DO THIS: Copy each line in which the string "being" occurs.
— Begin RECORD EXTRACTS —
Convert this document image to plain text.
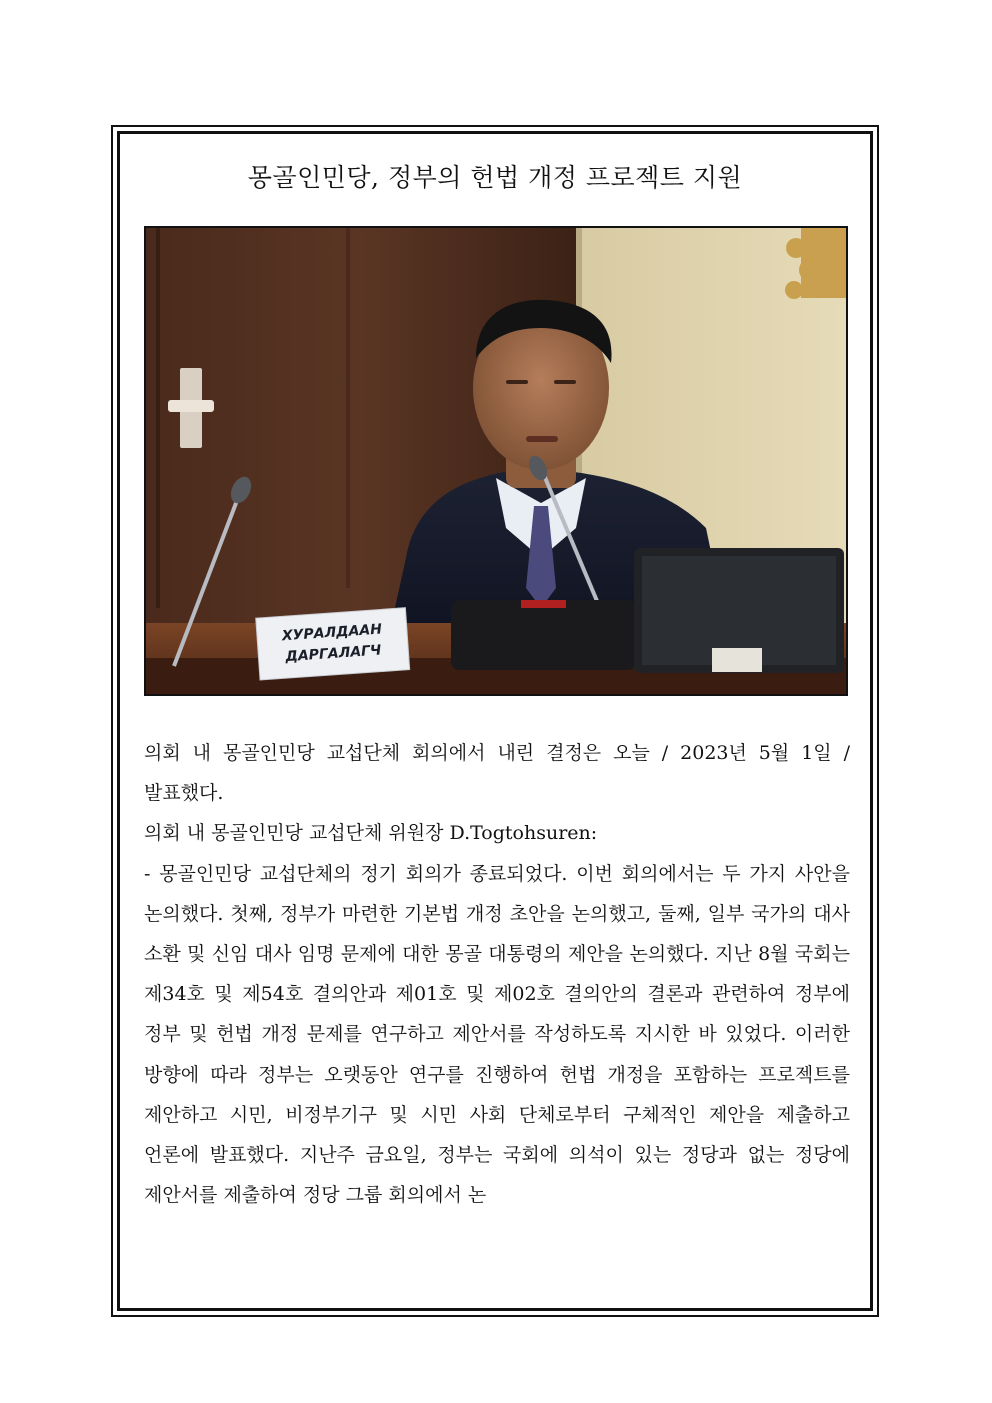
몽골인민당, 정부의 헌법 개정 프로젝트 지원
ХУРАЛДААН
ДАРГАЛАГЧ

의회 내 몽골인민당 교섭단체 회의에서 내린 결정은 오늘 / 2023년 5월 1일 / 발표했다.

의회 내 몽골인민당 교섭단체 위원장 D.Togtohsuren:

- 몽골인민당 교섭단체의 정기 회의가 종료되었다. 이번 회의에서는 두 가지 사안을 논의했다. 첫째, 정부가 마련한 기본법 개정 초안을 논의했고, 둘째, 일부 국가의 대사 소환 및 신임 대사 임명 문제에 대한 몽골 대통령의 제안을 논의했다. 지난 8월 국회는 제34호 및 제54호 결의안과 제01호 및 제02호 결의안의 결론과 관련하여 정부에 정부 및 헌법 개정 문제를 연구하고 제안서를 작성하도록 지시한 바 있었다. 이러한 방향에 따라 정부는 오랫동안 연구를 진행하여 헌법 개정을 포함하는 프로젝트를 제안하고 시민, 비정부기구 및 시민 사회 단체로부터 구체적인 제안을 제출하고 언론에 발표했다. 지난주 금요일, 정부는 국회에 의석이 있는 정당과 없는 정당에 제안서를 제출하여 정당 그룹 회의에서 논
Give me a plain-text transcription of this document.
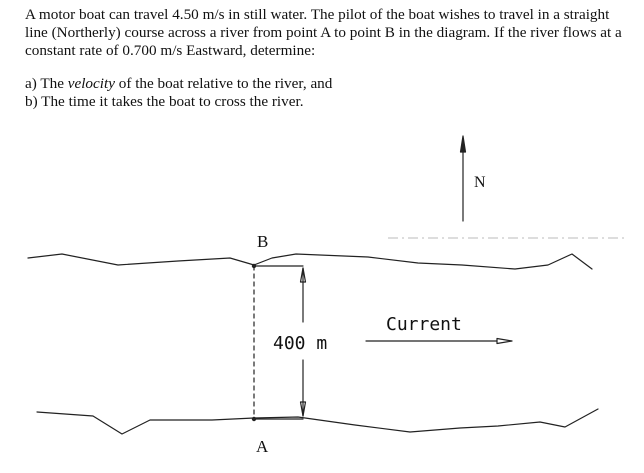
A motor boat can travel 4.50 m/s in still water. The pilot of the boat wishes to travel in a straight line (Northerly) course across a river from point A to point B in the diagram. If the river flows at a constant rate of 0.700 m/s Eastward, determine:

a) The velocity of the boat relative to the river, and

b) The time it takes the boat to cross the river.

N
B
A
400 m
Current
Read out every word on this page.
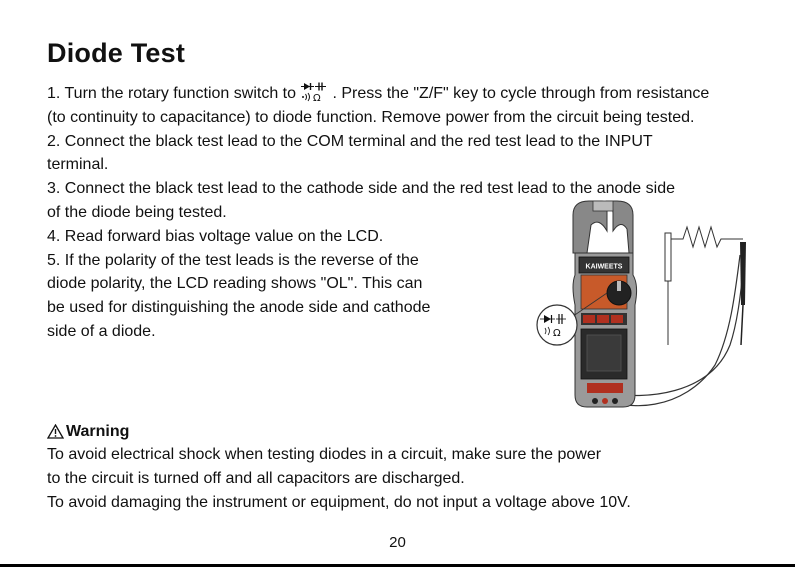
Diode Test
1. Turn the rotary function switch to Ω . Press the "Z/F" key to cycle through from resistance
(to continuity to capacitance) to diode function. Remove power from the circuit being tested.
2. Connect the black test lead to the COM terminal and the red test lead to the INPUT
terminal.
3. Connect the black test lead to the cathode side and the red test lead to the anode side
of the diode being tested.
4. Read forward bias voltage value on the LCD.
5. If the polarity of the test leads is the reverse of the
diode polarity, the LCD reading shows "OL". This can
be used for distinguishing the anode side and cathode
side of a diode.
KAIWEETS
Ω
Warning
To avoid electrical shock when testing diodes in a circuit, make sure the power
to the circuit is turned off and all capacitors are discharged.
To avoid damaging the instrument or equipment, do not input a voltage above 10V.
20
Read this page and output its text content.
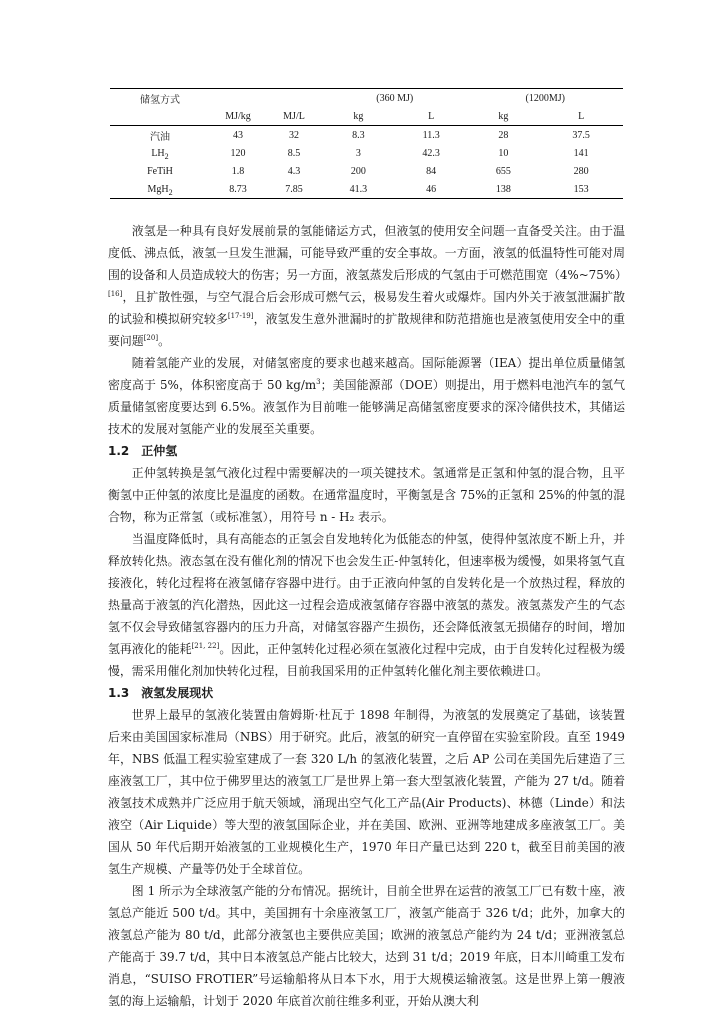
储氢方式			(360 MJ)		(1200MJ)	
	MJ/kg	MJ/L	kg	L	kg	L
汽油	43	32	8.3	11.3	28	37.5
$LH_2$	120	8.5	3	42.3	10	141
FeTiH	1.8	4.3	200	84	655	280
MgH$_2$	8.73	7.85	41.3	46	138	153

液氢是一种具有良好发展前景的氢能储运方式，但液氢的使用安全问题一直备受关注。由于温度低、沸点低，液氢一旦发生泄漏，可能导致严重的安全事故。一方面，液氢的低温特性可能对周围的设备和人员造成较大的伤害；另一方面，液氢蒸发后形成的气氢由于可燃范围宽（4%~75%）[16]，且扩散性强，与空气混合后会形成可燃气云，极易发生着火或爆炸。国内外关于液氢泄漏扩散的试验和模拟研究较多[17-19]，液氢发生意外泄漏时的扩散规律和防范措施也是液氢使用安全中的重要问题[20]。

随着氢能产业的发展，对储氢密度的要求也越来越高。国际能源署（IEA）提出单位质量储氢密度高于 5%，体积密度高于 50 $kg/m^3$；美国能源部（DOE）则提出，用于燃料电池汽车的氢气质量储氢密度要达到 6.5%。液氢作为目前唯一能够满足高储氢密度要求的深冷储供技术，其储运技术的发展对氢能产业的发展至关重要。

1.2　正仲氢

正仲氢转换是氢气液化过程中需要解决的一项关键技术。氢通常是正氢和仲氢的混合物，且平衡氢中正仲氢的浓度比是温度的函数。在通常温度时，平衡氢是含 75%的正氢和 25%的仲氢的混合物，称为正常氢（或标准氢），用符号 n - H₂ 表示。

当温度降低时，具有高能态的正氢会自发地转化为低能态的仲氢，使得仲氢浓度不断上升，并释放转化热。液态氢在没有催化剂的情况下也会发生正-仲氢转化，但速率极为缓慢，如果将氢气直接液化，转化过程将在液氢储存容器中进行。由于正液向仲氢的自发转化是一个放热过程，释放的热量高于液氢的汽化潜热，因此这一过程会造成液氢储存容器中液氢的蒸发。液氢蒸发产生的气态氢不仅会导致储氢容器内的压力升高，对储氢容器产生损伤，还会降低液氢无损储存的时间，增加氢再液化的能耗[21, 22]。因此，正仲氢转化过程必须在氢液化过程中完成，由于自发转化过程极为缓慢，需采用催化剂加快转化过程，目前我国采用的正仲氢转化催化剂主要依赖进口。

1.3　液氢发展现状

世界上最早的氢液化装置由詹姆斯·杜瓦于 1898 年制得，为液氢的发展奠定了基础，该装置后来由美国国家标准局（NBS）用于研究。此后，液氢的研究一直停留在实验室阶段。直至 1949 年，NBS 低温工程实验室建成了一套 320 L/h 的氢液化装置，之后 AP 公司在美国先后建造了三座液氢工厂，其中位于佛罗里达的液氢工厂是世界上第一套大型氢液化装置，产能为 27 t/d。随着液氢技术成熟并广泛应用于航天领域，涌现出空气化工产品(Air Products)、林德（Linde）和法液空（Air Liquide）等大型的液氢国际企业，并在美国、欧洲、亚洲等地建成多座液氢工厂。美国从 50 年代后期开始液氢的工业规模化生产，1970 年日产量已达到 220 t，截至目前美国的液氢生产规模、产量等仍处于全球首位。

图 1 所示为全球液氢产能的分布情况。据统计，目前全世界在运营的液氢工厂已有数十座，液氢总产能近 500 t/d。其中，美国拥有十余座液氢工厂，液氢产能高于 326 t/d；此外，加拿大的液氢总产能为 80 t/d，此部分液氢也主要供应美国；欧洲的液氢总产能约为 24 t/d；亚洲液氢总产能高于 39.7 t/d，其中日本液氢总产能占比较大，达到 31 t/d；2019 年底，日本川崎重工发布消息，“SUISO FROTIER”号运输船将从日本下水，用于大规模运输液氢。这是世界上第一艘液氢的海上运输船，计划于 2020 年底首次前往维多利亚，开始从澳大利
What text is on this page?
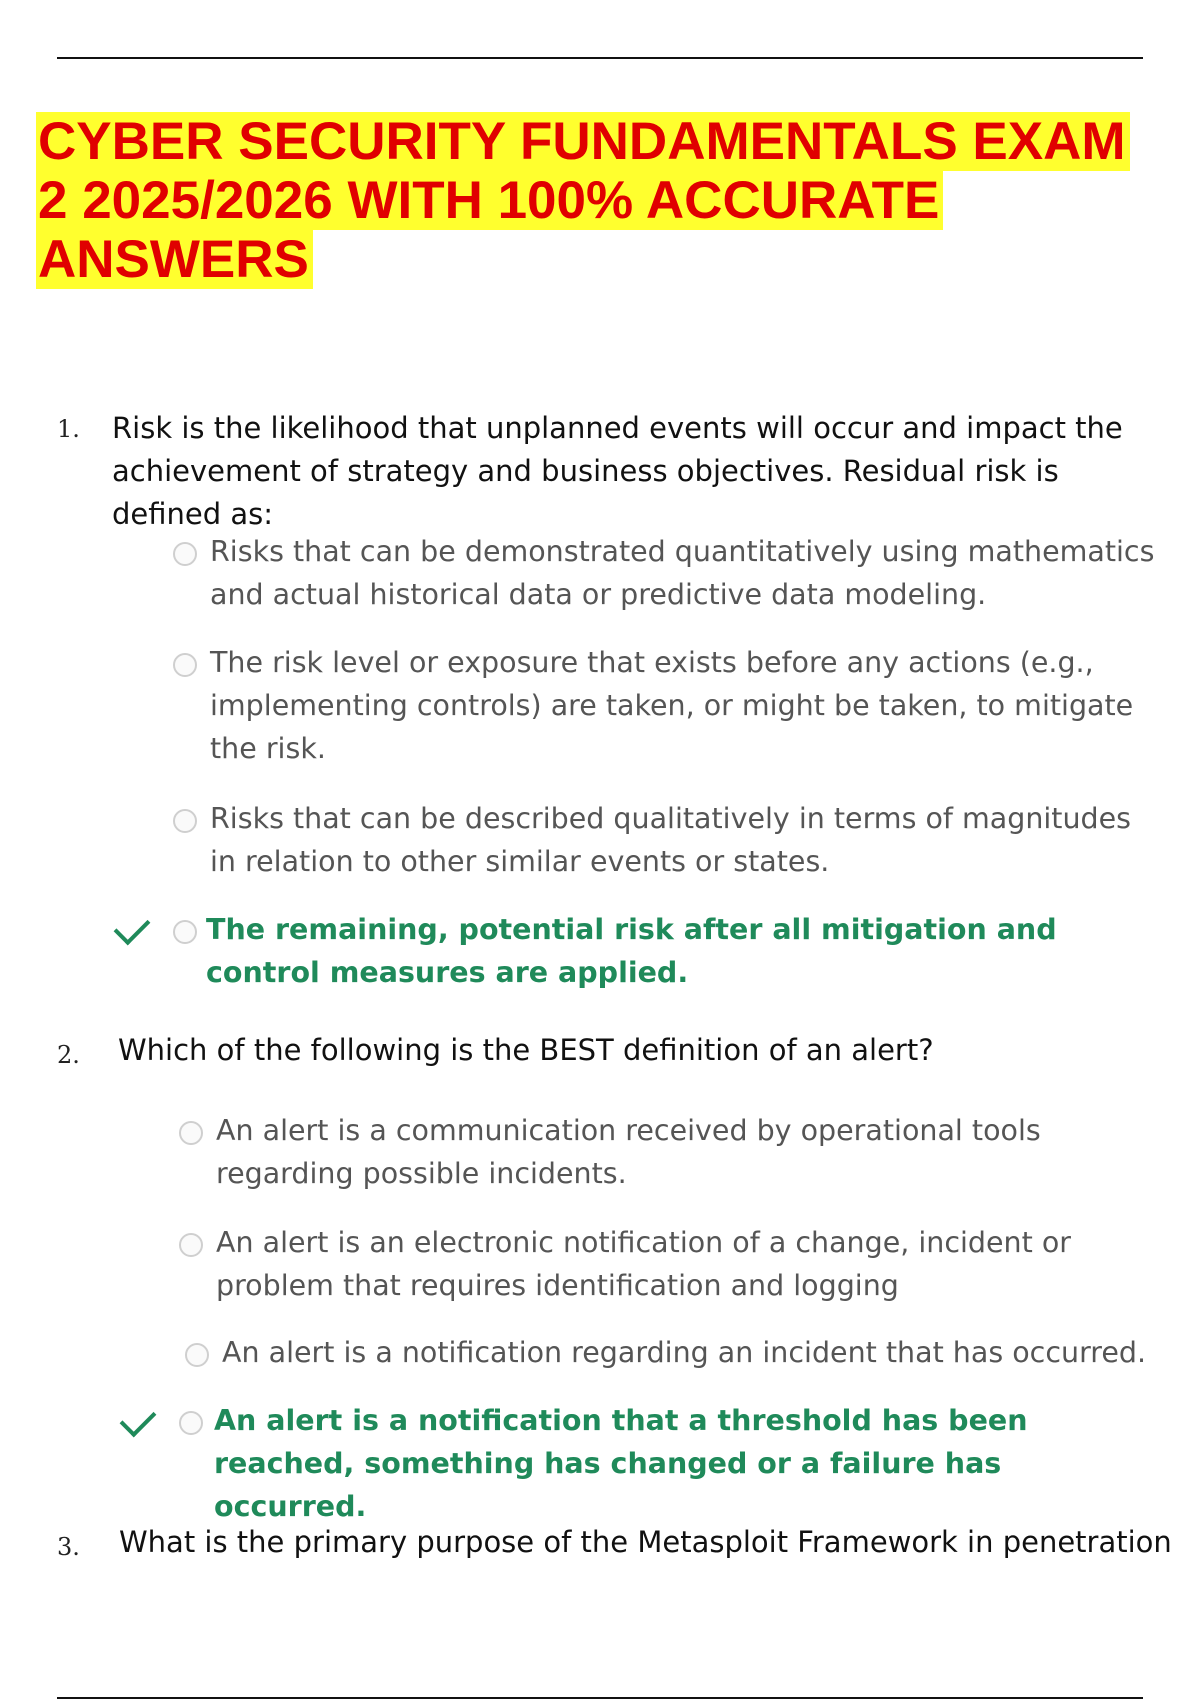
CYBER SECURITY FUNDAMENTALS EXAM
2 2025/2026 WITH 100% ACCURATE
ANSWERS
1. Risk is the likelihood that unplanned events will occur and impact the achievement of strategy and business objectives. Residual risk is defined as:
Risks that can be demonstrated quantitatively using mathematics and actual historical data or predictive data modeling.
The risk level or exposure that exists before any actions (e.g., implementing controls) are taken, or might be taken, to mitigate the risk.
Risks that can be described qualitatively in terms of magnitudes in relation to other similar events or states.
The remaining, potential risk after all mitigation and control measures are applied.
2. Which of the following is the BEST definition of an alert?
An alert is a communication received by operational tools regarding possible incidents.
An alert is an electronic notification of a change, incident or problem that requires identification and logging
An alert is a notification regarding an incident that has occurred.
An alert is a notification that a threshold has been reached, something has changed or a failure has occurred.
3. What is the primary purpose of the Metasploit Framework in penetration
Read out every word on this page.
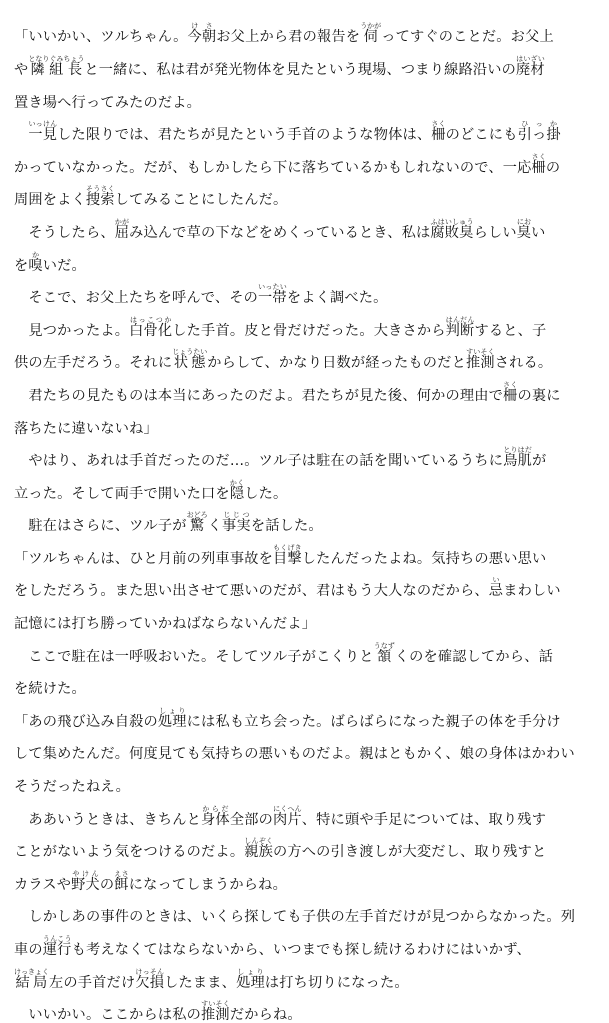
「いいかい、ツルちゃん。 今朝けさ
お父上から君の報告を 伺うかが
ってすぐのことだ。お父上
や 隣組長となりぐみちょう
と一緒に、私は君が発光物体を見たという現場、つまり線路沿いの 廃材はいざい
置き場へ行ってみたのだよ。

一見いっけん
した限りでは、君たちが見たという手首のような物体は、 柵さく
のどこにも 引っ掛ひっか
かっていなかった。だが、もしかしたら下に落ちているかもしれないので、一応 柵さく
の
周囲をよく 捜索そうさく
してみることにしたんだ。
　そうしたら、 屈かが
み込んで草の下などをめくっているとき、私は 腐敗臭ふはいしゅう
らしい 臭にお
い
を 嗅か
いだ。
　そこで、お父上たちを呼んで、その 一帯いったい
をよく調べた。
　見つかったよ。 白骨化はっこつか
した手首。皮と骨だけだった。大きさから 判断はんだん
すると、子
供の左手だろう。それに 状態じょうたい
からして、かなり日数が経ったものだと 推測すいそく
される。
　君たちの見たものは本当にあったのだよ。君たちが見た後、何かの理由で 柵さく
の裏に
落ちたに違いないね」
　やはり、あれは手首だったのだ…。ツル子は駐在の話を聞いているうちに 鳥肌とりはだ
が
立った。そして両手で開いた口を 隠かく
した。
　駐在はさらに、ツル子が 驚おどろ
く 事実じじつ
を話した。
「ツルちゃんは、ひと月前の列車事故を 目撃もくげき
したんだったよね。気持ちの悪い思い
をしただろう。また思い出させて悪いのだが、君はもう大人なのだから、 忌い
まわしい
記憶には打ち勝っていかねばならないんだよ」
　ここで駐在は一呼吸おいた。そしてツル子がこくりと 頷うなず
くのを確認してから、話
を続けた。
「あの飛び込み自殺の 処理しょり
には私も立ち会った。ばらばらになった親子の体を手分け
して集めたんだ。何度見ても気持ちの悪いものだよ。親はともかく、娘の身体はかわい
そうだったねえ。
　ああいうときは、きちんと 身体からだ
全部の 肉片にくへん
、特に頭や手足については、取り残す
ことがないよう気をつけるのだよ。 親族しんぞく
の方への引き渡しが大変だし、取り残すと
カラスや 野犬やけん
の 餌えさ
になってしまうからね。
　しかしあの事件のときは、いくら探しても子供の左手首だけが見つからなかった。列
車の 運行うんこう
も考えなくてはならないから、いつまでも探し続けるわけにはいかず、
結局けっきょく
左の手首だけ 欠損けっそん
したまま、 処理しょり
は打ち切りになった。
　いいかい。ここからは私の 推測すいそく
だからね。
— End RECORD EXTRACTS —
THE ANSWER:
(to continuity to capacitance) to diode function. Remove power from the circuit being tested.
of the diode being tested.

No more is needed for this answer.